_Page text:_
▬▬▬

Energetics II

Question 1

Define enthalpy of lattice formation:

Answer 1

Enthalpy change when 1 mole of ionic lattice is formed from its gaseous ions (exothermic)
Eg/ Na+(g) + Cl- → NaCl(s)

Question 2

Define enthalpy of solution:

Answer 2

Enthalpy change when 1 mole of ionic substance dissolves in a large enough amount of water to ensure that the ions are well separated

Question 2

What is the equation for enthalpy of solution:

Answer 2

• (ΔH lattice) + ΣΔH hydration

Question 3

Define enthalpy of hydration:

Answer 3

ΔH when 1 mole of gaseous ions become hydrated

Question 4

What enthalpies are always exothermic?

Answer 4

Lattice enthalpy: bonds are being formed between ions, this releases energy
Hydration: bonds are being formed between ions + H2O molecules (hydrogen bonding)
Enthalpy of solution: either endothermic/exothermic

Question 5

Define first electron affinity:

Answer 5

The energy change when each atom in one mole of gaseous atoms gains one electron to form one mole of gaseous ions (with a single negative charge)
Eg/ S(g) + 2e- → S2-(g) - first and second electron affinity

Question 6

Why is ionisation energy always exothermic but electron affinity can be either?

Answer 6

This is because oxygen needs to gain electrons to get a full outer shell, so doing so should release energy. However the second electron being gained would be repelled by the already negative ion, so this process will require energy

Question 7

How does the charge of the ion affect lattice enthalpy?

Answer 7

The greater the charge, the stronger the attraction between the oppositely charged ions
Because the bond formed is stronger, more energy is released on forming the lattice (so ∆H latt is more exothermic)

Question 8

How does the size of the ion affect lattice enthalpy?

Answer 8

• As the size of the ions increases, the attraction gets weaker
• The ions cannot approach as closely, so the bond formed is weaker so less energy is released on forming the lattice (so ∆H latt is less exothermic)

Question 9

What is meant by polarisation?

Answer 9

Polarisation is where the electrons within a negative ion can be pulled to one side of the ion by the presence near by of an ion of the opposite charge.

Question 10

What factors affect how polarising a cation is? (polarising power)

▬▬▬

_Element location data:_
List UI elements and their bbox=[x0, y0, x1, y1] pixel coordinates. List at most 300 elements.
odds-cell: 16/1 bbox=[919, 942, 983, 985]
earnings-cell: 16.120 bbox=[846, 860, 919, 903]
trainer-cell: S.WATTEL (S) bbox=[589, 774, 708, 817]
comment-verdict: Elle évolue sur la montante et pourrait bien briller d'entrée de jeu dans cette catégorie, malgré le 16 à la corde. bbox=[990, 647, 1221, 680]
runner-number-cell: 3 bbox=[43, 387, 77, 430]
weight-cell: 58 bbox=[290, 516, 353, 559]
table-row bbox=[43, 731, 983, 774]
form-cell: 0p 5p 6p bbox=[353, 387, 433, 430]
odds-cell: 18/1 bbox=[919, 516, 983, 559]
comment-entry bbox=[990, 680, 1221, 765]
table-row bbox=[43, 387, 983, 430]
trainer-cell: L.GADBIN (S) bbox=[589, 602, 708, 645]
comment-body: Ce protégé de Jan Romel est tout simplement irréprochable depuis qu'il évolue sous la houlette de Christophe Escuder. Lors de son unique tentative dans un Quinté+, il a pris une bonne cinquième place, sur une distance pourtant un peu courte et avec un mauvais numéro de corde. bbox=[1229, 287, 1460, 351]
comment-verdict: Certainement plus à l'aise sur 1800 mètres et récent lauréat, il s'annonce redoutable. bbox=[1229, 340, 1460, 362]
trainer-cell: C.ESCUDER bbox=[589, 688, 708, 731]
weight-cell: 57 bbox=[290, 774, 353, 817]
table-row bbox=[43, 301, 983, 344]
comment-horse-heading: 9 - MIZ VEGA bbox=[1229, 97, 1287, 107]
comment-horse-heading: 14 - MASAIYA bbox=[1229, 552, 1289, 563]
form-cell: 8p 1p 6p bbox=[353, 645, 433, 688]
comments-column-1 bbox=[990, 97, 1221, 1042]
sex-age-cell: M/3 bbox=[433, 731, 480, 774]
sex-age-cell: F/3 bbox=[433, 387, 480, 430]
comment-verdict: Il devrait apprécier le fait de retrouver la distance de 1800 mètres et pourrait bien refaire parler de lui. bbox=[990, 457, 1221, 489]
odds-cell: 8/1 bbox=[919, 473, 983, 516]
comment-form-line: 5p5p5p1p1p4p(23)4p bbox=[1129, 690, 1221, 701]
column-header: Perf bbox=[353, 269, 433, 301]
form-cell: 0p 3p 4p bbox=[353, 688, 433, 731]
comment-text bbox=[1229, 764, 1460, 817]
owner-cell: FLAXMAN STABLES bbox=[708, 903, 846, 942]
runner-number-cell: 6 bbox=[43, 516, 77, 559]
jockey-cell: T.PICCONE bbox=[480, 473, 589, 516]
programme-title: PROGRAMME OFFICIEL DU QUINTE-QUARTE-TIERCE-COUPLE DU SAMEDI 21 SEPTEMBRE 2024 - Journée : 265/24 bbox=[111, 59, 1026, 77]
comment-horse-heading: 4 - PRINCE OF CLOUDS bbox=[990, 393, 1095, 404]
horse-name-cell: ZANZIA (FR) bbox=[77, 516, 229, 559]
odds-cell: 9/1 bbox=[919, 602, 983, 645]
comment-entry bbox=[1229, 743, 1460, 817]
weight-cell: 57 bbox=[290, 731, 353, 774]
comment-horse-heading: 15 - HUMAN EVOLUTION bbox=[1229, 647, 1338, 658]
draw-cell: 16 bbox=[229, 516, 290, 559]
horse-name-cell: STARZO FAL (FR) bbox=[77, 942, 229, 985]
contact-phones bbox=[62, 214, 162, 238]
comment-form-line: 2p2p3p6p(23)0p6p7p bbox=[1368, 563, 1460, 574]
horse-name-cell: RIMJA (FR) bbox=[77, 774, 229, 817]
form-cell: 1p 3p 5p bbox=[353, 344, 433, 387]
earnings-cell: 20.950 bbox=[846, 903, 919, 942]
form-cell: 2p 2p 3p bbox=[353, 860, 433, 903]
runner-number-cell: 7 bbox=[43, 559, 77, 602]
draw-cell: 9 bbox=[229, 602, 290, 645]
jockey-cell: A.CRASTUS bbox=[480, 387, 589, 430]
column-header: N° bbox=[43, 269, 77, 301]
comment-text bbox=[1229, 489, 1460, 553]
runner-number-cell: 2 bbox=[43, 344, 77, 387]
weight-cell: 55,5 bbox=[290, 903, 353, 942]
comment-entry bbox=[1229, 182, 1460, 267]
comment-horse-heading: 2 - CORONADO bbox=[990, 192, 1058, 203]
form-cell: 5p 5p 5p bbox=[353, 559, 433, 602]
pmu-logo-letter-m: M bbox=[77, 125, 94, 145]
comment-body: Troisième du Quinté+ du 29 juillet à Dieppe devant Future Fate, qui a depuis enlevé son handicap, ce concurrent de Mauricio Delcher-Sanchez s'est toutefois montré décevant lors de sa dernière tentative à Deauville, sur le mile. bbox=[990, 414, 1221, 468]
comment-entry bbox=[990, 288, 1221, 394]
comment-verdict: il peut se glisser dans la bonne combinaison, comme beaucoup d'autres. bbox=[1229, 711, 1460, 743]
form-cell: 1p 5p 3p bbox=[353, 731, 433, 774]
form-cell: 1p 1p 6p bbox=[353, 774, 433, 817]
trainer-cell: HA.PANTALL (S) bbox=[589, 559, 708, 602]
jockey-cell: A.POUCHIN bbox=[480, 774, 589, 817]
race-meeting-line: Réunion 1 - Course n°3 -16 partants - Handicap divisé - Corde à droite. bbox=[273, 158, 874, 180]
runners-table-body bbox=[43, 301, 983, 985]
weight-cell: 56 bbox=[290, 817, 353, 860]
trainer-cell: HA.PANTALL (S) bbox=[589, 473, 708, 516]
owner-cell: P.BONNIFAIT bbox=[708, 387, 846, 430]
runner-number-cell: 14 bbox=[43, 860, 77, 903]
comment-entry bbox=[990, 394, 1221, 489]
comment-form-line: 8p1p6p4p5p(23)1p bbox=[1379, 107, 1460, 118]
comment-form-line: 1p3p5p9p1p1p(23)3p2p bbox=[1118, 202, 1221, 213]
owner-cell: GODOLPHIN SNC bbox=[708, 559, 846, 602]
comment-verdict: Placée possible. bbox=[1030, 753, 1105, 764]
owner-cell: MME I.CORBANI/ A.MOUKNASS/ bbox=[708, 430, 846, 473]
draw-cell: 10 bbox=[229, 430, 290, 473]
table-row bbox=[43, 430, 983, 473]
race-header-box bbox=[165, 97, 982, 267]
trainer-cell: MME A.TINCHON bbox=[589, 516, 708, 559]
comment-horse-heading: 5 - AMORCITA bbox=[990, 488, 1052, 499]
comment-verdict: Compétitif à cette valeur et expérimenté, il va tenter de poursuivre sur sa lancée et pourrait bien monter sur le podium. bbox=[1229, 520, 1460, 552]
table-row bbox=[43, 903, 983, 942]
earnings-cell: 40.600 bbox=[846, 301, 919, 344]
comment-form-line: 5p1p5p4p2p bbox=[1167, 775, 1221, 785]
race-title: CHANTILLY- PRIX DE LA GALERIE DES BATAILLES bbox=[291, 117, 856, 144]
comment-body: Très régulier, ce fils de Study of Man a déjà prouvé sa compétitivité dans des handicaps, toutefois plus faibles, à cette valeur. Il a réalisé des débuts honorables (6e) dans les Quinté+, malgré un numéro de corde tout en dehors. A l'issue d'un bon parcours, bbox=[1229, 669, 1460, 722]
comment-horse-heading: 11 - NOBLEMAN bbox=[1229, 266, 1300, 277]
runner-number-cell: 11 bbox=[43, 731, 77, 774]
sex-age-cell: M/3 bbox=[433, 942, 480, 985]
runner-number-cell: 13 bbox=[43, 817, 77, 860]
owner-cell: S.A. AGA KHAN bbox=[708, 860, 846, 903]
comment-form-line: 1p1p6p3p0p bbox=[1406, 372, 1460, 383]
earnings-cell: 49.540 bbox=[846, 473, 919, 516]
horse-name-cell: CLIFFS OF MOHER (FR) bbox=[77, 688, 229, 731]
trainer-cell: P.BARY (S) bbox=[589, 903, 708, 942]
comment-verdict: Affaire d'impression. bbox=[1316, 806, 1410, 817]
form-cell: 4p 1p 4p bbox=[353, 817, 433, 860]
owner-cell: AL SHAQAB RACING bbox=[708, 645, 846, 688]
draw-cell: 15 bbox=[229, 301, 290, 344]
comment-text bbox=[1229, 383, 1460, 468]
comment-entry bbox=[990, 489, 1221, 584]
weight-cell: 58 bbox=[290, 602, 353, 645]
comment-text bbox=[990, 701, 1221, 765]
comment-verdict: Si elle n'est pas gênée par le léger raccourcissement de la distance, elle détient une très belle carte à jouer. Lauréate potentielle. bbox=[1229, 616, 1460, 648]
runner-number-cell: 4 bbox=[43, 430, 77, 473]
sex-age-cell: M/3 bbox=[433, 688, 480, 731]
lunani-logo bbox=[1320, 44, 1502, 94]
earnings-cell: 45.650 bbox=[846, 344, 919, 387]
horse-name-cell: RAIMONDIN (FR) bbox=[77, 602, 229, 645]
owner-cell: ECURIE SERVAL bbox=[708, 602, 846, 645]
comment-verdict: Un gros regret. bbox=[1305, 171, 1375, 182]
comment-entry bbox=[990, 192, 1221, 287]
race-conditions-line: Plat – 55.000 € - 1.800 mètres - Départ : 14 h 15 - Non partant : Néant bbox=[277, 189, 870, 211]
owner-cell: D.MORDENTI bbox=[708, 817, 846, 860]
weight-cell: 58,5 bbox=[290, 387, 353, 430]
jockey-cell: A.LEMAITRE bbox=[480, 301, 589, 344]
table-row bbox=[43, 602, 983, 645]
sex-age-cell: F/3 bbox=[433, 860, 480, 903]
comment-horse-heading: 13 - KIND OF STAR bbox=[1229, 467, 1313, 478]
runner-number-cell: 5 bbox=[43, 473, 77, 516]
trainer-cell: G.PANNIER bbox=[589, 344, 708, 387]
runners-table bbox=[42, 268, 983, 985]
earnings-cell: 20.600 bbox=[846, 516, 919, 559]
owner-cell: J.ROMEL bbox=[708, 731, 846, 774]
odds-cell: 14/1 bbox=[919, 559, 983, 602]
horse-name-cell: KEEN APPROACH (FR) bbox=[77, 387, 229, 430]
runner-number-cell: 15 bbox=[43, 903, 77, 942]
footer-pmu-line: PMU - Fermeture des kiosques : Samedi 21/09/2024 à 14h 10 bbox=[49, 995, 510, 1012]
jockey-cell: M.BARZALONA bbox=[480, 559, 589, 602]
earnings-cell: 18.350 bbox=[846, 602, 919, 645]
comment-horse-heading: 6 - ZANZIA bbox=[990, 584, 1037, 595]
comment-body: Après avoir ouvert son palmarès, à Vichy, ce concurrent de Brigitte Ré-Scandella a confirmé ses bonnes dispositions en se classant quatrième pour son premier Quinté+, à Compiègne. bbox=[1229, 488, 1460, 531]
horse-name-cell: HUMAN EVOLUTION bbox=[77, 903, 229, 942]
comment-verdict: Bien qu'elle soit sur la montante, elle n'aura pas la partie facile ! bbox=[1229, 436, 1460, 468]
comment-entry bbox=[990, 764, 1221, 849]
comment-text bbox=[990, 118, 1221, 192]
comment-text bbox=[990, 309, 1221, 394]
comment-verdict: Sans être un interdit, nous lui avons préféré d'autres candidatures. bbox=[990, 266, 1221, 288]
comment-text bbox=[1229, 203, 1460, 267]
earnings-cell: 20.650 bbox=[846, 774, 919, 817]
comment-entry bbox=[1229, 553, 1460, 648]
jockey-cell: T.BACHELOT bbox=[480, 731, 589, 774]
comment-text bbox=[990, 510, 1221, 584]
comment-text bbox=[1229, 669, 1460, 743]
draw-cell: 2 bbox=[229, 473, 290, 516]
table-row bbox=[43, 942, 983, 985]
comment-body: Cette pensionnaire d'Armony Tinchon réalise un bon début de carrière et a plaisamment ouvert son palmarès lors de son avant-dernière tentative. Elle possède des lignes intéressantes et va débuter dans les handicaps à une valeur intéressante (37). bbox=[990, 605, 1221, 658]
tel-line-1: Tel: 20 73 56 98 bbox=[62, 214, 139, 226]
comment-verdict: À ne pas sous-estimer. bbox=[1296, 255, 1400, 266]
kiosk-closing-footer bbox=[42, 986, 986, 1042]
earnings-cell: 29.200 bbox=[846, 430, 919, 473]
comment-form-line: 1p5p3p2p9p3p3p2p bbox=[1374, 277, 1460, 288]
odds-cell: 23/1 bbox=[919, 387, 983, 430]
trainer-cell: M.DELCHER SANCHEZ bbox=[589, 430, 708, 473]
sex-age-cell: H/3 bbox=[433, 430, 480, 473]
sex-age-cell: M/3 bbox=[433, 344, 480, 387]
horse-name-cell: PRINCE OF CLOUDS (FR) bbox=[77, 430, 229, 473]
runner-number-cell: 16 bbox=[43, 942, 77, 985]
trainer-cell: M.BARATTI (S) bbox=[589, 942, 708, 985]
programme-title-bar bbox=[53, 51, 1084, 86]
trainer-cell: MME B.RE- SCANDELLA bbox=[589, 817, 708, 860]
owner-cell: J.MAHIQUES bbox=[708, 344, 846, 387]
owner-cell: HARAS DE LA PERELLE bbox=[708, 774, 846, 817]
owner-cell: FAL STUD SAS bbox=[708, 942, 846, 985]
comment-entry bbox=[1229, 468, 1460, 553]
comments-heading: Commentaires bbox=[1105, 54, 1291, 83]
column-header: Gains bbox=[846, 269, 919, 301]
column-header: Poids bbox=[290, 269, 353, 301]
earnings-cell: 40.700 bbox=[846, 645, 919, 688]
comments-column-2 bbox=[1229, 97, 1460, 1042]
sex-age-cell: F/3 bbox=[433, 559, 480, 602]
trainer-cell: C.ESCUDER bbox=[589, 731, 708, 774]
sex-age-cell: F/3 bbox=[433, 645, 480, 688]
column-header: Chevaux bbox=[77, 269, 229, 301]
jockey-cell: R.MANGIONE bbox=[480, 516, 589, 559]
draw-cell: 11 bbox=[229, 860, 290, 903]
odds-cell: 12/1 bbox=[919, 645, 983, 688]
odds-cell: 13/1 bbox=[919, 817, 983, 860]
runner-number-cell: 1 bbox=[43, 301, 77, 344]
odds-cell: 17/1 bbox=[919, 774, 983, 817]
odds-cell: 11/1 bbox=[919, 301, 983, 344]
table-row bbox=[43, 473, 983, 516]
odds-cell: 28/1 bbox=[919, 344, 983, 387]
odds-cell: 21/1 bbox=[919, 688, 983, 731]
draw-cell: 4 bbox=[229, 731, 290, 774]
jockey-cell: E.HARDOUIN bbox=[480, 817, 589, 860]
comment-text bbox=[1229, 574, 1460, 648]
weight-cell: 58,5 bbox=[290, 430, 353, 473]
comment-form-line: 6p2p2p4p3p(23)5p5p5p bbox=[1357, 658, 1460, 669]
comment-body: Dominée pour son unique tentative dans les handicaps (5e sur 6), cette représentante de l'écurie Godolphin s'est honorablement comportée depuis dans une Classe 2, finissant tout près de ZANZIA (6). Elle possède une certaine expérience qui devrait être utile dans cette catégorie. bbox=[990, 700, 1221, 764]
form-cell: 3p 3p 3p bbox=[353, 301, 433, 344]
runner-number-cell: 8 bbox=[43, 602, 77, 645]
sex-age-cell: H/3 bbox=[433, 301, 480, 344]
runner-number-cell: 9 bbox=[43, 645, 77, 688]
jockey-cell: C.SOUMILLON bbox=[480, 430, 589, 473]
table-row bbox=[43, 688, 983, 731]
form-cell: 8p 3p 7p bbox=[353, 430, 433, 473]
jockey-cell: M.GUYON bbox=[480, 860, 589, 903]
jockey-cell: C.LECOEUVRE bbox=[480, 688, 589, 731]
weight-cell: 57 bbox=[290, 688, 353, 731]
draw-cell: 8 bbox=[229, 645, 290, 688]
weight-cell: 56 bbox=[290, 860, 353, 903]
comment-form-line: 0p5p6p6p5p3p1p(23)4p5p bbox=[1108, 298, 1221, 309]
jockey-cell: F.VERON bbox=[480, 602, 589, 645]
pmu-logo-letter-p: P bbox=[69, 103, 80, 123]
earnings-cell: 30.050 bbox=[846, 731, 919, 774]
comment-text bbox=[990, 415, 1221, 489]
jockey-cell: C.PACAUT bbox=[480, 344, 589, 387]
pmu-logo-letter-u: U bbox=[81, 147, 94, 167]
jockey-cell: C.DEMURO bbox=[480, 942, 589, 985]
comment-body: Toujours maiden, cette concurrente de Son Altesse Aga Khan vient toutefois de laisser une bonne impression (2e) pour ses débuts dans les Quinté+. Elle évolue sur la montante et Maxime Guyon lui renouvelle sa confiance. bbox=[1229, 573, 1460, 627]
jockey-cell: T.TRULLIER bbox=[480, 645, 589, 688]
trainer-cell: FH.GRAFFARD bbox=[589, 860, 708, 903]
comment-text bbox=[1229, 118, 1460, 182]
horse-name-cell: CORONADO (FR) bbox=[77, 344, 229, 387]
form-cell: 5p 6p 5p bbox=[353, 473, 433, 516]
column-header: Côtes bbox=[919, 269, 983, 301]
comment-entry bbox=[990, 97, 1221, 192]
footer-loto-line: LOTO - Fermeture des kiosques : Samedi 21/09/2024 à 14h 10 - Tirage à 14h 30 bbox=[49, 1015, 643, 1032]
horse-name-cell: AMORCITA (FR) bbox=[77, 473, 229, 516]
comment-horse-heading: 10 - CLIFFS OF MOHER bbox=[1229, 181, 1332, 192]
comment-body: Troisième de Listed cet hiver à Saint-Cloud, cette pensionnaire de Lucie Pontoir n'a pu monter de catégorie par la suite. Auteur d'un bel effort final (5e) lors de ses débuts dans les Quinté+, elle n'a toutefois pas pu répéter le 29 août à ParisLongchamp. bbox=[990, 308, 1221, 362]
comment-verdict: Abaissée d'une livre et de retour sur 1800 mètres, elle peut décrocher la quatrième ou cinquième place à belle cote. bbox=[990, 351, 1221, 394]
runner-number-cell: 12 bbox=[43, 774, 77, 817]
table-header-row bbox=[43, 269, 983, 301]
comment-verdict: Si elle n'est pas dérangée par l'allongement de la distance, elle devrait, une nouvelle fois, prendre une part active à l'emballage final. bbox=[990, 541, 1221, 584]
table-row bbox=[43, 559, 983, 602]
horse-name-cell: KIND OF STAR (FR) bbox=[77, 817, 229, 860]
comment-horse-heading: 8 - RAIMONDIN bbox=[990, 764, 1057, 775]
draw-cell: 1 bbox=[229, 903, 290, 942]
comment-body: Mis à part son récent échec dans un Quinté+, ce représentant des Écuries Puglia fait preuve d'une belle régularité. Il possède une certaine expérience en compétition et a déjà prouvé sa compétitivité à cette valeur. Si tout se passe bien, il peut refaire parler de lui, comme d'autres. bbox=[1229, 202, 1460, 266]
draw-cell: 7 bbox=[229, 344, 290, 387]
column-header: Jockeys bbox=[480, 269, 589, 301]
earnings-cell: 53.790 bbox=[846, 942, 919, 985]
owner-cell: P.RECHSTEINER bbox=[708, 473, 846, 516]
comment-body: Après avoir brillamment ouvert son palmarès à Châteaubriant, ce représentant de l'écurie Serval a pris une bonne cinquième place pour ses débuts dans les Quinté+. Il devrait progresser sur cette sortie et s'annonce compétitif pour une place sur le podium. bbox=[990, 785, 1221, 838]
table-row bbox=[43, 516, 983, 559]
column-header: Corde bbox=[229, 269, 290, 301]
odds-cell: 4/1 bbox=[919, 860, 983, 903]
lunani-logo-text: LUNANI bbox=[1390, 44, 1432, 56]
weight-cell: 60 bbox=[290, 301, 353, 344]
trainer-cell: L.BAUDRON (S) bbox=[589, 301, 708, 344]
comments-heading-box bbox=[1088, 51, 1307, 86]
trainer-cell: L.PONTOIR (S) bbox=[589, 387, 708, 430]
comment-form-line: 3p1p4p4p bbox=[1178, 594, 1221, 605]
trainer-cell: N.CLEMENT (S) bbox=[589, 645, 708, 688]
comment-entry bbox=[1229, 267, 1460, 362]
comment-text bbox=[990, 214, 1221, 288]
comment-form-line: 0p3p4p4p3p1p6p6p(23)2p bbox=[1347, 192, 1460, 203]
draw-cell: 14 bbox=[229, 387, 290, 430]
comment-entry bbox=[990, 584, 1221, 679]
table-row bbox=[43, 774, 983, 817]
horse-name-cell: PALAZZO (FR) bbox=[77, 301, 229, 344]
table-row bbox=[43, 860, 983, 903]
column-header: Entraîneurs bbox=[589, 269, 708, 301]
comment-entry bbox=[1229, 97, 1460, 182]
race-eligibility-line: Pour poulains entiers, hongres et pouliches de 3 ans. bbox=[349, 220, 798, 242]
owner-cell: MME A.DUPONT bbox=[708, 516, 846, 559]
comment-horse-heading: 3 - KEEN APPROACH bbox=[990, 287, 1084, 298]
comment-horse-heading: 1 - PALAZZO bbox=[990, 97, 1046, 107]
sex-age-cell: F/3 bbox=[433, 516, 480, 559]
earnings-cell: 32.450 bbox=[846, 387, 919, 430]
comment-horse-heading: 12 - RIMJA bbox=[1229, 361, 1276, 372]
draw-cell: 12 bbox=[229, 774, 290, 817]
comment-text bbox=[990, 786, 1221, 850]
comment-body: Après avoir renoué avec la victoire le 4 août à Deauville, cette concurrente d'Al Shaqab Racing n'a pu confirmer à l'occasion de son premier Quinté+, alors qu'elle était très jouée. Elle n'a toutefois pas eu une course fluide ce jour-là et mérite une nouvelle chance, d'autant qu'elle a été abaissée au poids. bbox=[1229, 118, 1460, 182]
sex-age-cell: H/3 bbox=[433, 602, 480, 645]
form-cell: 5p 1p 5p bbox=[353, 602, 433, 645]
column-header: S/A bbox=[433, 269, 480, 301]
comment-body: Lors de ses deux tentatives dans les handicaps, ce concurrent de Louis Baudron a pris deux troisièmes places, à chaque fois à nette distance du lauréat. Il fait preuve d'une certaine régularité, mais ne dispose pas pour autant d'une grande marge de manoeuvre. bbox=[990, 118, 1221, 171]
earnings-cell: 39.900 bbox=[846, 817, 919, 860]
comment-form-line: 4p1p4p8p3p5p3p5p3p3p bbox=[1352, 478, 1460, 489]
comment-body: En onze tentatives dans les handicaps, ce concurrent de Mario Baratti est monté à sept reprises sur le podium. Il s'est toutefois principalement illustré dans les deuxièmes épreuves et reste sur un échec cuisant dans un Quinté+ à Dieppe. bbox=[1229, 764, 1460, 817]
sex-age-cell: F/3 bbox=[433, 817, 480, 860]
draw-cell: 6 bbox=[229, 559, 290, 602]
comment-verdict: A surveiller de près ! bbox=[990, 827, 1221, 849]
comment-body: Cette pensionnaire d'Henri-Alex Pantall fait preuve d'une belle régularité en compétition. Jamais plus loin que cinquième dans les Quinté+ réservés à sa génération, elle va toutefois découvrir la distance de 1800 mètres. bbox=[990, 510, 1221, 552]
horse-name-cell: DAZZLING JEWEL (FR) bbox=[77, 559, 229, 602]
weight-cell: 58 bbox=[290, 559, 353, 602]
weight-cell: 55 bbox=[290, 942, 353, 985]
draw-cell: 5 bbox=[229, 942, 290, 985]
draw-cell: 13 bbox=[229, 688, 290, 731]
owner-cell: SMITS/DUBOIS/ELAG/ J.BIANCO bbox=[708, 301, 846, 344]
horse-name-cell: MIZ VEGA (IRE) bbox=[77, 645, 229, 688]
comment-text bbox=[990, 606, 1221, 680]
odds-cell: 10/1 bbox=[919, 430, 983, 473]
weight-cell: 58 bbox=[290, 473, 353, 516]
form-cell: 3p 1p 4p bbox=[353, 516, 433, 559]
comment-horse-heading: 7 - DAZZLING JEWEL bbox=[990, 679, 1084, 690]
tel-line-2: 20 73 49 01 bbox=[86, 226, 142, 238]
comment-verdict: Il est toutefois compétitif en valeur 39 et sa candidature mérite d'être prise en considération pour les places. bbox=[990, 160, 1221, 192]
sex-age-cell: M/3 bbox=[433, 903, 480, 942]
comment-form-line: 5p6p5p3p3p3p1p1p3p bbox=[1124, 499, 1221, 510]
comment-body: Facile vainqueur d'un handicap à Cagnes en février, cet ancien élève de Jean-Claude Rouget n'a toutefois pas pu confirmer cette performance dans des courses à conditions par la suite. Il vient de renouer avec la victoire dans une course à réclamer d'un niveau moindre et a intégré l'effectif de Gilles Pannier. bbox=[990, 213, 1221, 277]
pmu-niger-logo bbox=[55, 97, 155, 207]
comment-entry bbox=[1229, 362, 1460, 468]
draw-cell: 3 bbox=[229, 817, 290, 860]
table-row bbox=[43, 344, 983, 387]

▬▬▬

_Required actions:_
- a) Answer these questions from the Energetics II text:
(i) According to the definition of enthalpy of lattice formation, what is the ionic lattice formed from?
(ii) What happens to the attraction as the size of the ions increases?
(iii) What pulls the electrons within a negative ion to one side of the ion during polarisation?
- b) Edit the records from the first line up to and including the line with "comment-body: Ce protégé", changing "trainer-cell" to "coach-cell" and leaving everything else the same. Give back only those lines.
The records are unrelated to the text.

_Exercise answers:_
- a)
(i) Its gaseous ions.
(ii) It gets weaker.
(iii) The presence nearby of an ion of the opposite charge.

- b)
List UI elements and their bbox=[x0, y0, x1, y1] pixel coordinates. List at most 300 elements.
odds-cell: 16/1 bbox=[919, 942, 983, 985]
earnings-cell: 16.120 bbox=[846, 860, 919, 903]
coach-cell: S.WATTEL (S) bbox=[589, 774, 708, 817]
comment-verdict: Elle évolue sur la montante et pourrait bien briller d'entrée de jeu dans cette catégorie, malgré le 16 à la corde. bbox=[990, 647, 1221, 680]
runner-number-cell: 3 bbox=[43, 387, 77, 430]
weight-cell: 58 bbox=[290, 516, 353, 559]
table-row bbox=[43, 731, 983, 774]
form-cell: 0p 5p 6p bbox=[353, 387, 433, 430]
odds-cell: 18/1 bbox=[919, 516, 983, 559]
comment-entry bbox=[990, 680, 1221, 765]
table-row bbox=[43, 387, 983, 430]
coach-cell: L.GADBIN (S) bbox=[589, 602, 708, 645]
comment-body: Ce protégé de Jan Romel est tout simplement irréprochable depuis qu'il évolue sous la houlette de Christophe Escuder. Lors de son unique tentative dans un Quinté+, il a pris une bonne cinquième place, sur une distance pourtant un peu courte et avec un mauvais numéro de corde. bbox=[1229, 287, 1460, 351]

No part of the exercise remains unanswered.